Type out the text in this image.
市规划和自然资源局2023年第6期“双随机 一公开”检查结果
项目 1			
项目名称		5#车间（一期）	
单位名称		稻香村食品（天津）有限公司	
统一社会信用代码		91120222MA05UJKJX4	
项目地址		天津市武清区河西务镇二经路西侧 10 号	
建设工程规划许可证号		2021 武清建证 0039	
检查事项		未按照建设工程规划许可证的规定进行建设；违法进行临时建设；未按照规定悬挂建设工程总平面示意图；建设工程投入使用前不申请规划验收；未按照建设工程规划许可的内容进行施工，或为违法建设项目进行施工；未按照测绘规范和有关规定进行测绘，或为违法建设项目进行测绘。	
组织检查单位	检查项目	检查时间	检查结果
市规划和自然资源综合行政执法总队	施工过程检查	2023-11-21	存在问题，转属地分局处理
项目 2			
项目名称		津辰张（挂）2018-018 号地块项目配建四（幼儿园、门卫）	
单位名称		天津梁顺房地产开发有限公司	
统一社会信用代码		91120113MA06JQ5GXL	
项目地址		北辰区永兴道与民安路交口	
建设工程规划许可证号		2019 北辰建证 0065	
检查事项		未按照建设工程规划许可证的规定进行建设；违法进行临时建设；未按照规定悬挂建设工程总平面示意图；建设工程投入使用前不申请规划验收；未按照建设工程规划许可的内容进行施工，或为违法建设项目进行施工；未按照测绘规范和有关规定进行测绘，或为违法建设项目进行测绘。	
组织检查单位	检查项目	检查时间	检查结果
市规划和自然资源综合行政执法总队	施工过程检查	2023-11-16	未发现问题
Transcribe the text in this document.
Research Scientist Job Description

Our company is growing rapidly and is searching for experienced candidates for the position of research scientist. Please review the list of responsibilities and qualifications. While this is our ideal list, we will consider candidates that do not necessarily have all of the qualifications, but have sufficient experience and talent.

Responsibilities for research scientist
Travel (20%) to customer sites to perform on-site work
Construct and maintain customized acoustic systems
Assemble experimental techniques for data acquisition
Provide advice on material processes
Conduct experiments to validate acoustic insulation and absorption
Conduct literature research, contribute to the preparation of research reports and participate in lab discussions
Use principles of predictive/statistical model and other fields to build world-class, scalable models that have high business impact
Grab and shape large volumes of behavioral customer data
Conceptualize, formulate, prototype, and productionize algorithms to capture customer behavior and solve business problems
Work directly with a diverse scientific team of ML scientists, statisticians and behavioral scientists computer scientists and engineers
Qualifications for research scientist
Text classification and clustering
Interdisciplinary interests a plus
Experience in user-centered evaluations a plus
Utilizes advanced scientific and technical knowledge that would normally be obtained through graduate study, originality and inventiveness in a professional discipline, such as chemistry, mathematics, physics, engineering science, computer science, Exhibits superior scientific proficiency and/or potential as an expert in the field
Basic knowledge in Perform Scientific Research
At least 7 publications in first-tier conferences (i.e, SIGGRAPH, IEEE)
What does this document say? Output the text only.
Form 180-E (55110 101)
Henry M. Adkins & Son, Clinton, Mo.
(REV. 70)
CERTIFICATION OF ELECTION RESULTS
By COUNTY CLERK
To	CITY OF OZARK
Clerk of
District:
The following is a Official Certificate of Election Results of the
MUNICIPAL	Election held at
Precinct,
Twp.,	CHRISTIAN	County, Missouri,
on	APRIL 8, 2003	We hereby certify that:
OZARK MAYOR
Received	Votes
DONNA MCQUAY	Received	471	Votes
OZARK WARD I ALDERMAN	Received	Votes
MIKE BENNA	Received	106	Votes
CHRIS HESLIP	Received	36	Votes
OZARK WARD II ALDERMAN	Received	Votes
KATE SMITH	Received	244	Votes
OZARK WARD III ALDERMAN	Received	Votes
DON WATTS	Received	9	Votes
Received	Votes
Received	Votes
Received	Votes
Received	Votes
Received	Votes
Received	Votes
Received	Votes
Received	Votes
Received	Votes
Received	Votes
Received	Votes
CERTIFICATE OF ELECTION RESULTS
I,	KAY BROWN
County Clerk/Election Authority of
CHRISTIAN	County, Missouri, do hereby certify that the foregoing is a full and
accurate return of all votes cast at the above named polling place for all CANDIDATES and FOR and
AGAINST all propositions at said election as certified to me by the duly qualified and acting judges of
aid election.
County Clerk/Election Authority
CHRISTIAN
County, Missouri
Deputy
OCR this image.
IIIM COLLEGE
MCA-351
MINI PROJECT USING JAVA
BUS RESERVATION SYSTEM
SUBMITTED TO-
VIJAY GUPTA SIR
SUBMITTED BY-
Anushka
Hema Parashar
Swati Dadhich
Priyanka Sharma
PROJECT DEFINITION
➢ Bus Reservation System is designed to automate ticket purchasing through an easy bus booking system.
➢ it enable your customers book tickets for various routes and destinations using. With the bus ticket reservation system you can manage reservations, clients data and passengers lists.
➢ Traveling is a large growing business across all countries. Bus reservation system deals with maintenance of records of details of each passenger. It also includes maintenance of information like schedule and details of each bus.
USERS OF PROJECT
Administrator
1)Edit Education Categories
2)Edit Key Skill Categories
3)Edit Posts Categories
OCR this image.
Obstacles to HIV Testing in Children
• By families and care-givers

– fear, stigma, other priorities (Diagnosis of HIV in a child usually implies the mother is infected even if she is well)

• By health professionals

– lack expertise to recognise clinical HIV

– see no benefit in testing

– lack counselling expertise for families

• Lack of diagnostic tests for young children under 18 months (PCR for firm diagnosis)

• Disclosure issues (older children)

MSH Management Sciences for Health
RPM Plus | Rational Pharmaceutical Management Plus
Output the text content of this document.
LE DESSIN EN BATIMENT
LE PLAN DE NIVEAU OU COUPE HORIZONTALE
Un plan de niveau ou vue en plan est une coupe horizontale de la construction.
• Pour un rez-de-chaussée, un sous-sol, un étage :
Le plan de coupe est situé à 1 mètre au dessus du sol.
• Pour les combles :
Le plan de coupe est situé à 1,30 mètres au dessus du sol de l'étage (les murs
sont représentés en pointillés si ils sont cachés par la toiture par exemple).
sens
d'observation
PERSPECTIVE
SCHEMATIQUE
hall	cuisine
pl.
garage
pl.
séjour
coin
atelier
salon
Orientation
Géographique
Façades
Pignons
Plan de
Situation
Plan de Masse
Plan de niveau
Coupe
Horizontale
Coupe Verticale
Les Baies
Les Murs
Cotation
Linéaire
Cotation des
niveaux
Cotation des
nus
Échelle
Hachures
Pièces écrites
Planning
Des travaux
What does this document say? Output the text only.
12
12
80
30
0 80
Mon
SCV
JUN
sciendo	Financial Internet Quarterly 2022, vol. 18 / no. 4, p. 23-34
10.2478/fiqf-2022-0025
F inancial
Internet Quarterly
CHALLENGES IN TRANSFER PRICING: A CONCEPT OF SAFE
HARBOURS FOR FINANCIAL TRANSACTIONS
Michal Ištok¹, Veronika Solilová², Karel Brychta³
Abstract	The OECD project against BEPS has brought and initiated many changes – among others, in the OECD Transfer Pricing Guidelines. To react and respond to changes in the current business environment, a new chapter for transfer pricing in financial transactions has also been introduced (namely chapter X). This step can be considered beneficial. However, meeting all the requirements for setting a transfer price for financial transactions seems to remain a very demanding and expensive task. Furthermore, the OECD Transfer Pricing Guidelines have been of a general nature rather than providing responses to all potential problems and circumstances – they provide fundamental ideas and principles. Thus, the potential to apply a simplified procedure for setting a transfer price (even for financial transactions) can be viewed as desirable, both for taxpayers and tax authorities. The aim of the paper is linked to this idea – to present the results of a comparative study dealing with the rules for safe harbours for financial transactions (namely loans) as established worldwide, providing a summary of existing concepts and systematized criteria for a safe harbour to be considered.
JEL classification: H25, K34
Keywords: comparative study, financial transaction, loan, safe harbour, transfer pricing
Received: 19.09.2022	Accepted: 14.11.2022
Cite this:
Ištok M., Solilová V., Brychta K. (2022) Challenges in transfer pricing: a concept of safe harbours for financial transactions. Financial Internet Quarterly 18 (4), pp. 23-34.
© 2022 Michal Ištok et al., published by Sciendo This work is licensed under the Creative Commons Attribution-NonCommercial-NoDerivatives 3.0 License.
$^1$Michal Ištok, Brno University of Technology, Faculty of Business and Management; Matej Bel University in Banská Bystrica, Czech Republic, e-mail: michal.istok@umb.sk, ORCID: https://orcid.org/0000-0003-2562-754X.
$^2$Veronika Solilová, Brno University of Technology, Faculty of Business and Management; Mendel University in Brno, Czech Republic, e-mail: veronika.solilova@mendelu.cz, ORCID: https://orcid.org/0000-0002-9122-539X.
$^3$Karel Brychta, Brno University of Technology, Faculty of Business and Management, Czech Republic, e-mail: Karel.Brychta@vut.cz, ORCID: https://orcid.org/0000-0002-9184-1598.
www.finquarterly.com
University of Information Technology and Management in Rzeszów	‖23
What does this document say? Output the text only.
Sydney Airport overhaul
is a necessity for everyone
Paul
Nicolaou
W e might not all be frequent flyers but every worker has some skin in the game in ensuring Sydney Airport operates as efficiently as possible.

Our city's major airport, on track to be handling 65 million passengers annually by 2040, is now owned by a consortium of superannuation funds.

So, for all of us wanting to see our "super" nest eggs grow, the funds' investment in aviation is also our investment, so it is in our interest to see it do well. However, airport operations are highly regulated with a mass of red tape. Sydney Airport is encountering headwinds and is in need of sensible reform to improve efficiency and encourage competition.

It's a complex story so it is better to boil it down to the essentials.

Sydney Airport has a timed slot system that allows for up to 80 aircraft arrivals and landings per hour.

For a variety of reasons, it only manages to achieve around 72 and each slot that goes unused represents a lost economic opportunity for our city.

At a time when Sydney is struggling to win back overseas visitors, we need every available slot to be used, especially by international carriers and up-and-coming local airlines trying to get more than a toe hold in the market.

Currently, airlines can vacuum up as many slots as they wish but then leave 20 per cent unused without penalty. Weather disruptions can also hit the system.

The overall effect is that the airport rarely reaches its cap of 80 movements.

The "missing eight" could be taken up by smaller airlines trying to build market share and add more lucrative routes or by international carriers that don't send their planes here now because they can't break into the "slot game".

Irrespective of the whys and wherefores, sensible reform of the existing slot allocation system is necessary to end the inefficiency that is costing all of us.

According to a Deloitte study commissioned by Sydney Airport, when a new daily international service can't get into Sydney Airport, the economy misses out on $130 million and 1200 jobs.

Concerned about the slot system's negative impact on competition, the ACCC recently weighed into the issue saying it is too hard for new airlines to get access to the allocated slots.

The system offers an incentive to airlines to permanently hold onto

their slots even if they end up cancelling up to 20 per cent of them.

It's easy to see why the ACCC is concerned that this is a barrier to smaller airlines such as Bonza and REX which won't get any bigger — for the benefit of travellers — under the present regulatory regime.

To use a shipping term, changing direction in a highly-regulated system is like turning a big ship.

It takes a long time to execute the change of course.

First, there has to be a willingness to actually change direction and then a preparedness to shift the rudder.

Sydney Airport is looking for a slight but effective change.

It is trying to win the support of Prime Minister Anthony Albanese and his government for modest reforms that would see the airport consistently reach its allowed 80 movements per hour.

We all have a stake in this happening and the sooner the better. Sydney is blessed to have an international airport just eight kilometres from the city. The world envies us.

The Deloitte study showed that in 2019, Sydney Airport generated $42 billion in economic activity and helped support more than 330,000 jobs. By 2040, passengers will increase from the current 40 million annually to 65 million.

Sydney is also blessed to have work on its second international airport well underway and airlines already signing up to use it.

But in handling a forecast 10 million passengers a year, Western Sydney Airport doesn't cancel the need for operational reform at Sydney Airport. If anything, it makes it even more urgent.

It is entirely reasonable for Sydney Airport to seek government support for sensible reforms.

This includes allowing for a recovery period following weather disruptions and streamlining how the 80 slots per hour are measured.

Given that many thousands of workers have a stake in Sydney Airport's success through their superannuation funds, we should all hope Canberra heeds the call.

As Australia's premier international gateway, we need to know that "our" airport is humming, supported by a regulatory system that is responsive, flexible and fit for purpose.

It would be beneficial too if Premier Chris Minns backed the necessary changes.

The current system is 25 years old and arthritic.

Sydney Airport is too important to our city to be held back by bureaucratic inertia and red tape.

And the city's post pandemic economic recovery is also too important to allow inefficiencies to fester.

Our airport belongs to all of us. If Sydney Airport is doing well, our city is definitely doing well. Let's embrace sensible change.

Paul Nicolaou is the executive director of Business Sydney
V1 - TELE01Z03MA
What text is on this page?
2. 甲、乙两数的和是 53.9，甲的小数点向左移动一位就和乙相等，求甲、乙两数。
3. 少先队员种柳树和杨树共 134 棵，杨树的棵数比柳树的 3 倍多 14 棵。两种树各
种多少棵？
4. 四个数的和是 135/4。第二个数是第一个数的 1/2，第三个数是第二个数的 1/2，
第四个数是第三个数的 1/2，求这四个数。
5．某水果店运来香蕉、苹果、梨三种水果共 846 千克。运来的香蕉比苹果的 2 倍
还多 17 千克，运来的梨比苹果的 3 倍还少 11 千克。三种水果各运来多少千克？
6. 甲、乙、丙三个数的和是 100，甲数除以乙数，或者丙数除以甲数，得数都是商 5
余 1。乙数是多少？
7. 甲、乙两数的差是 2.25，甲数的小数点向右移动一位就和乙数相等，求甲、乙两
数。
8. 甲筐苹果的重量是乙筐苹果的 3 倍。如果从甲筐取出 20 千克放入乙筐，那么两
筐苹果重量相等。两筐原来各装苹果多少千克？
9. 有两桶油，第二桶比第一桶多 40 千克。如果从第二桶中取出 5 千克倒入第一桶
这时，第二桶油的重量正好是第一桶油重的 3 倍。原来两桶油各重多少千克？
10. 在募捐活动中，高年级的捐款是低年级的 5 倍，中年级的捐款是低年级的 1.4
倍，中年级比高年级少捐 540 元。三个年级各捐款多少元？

■ Stated exercise ■
In the material above, find each line that contains the word "airlines", and select it.

■ Exercise answer ■
At a time when Sydney is struggling to win back overseas visitors, we need every available slot to be used, especially by international carriers and up-and-coming local airlines trying to get more than a toe hold in the market.
Currently, airlines can vacuum up as many slots as they wish but then leave 20 per cent unused without penalty. Weather disruptions can also hit the system.
The "missing eight" could be taken up by smaller airlines trying to build market share and add more lucrative routes or by international carriers that don't send their planes here now because they can't break into the "slot game".
Concerned about the slot system's negative impact on competition, the ACCC recently weighed into the issue saying it is too hard for new airlines to get access to the allocated slots.
The system offers an incentive to airlines to permanently hold onto
It's easy to see why the ACCC is concerned that this is a barrier to smaller airlines such as Bonza and REX which won't get any bigger — for the benefit of travellers — under the present regulatory regime.
Sydney is also blessed to have work on its second international airport well underway and airlines already signing up to use it.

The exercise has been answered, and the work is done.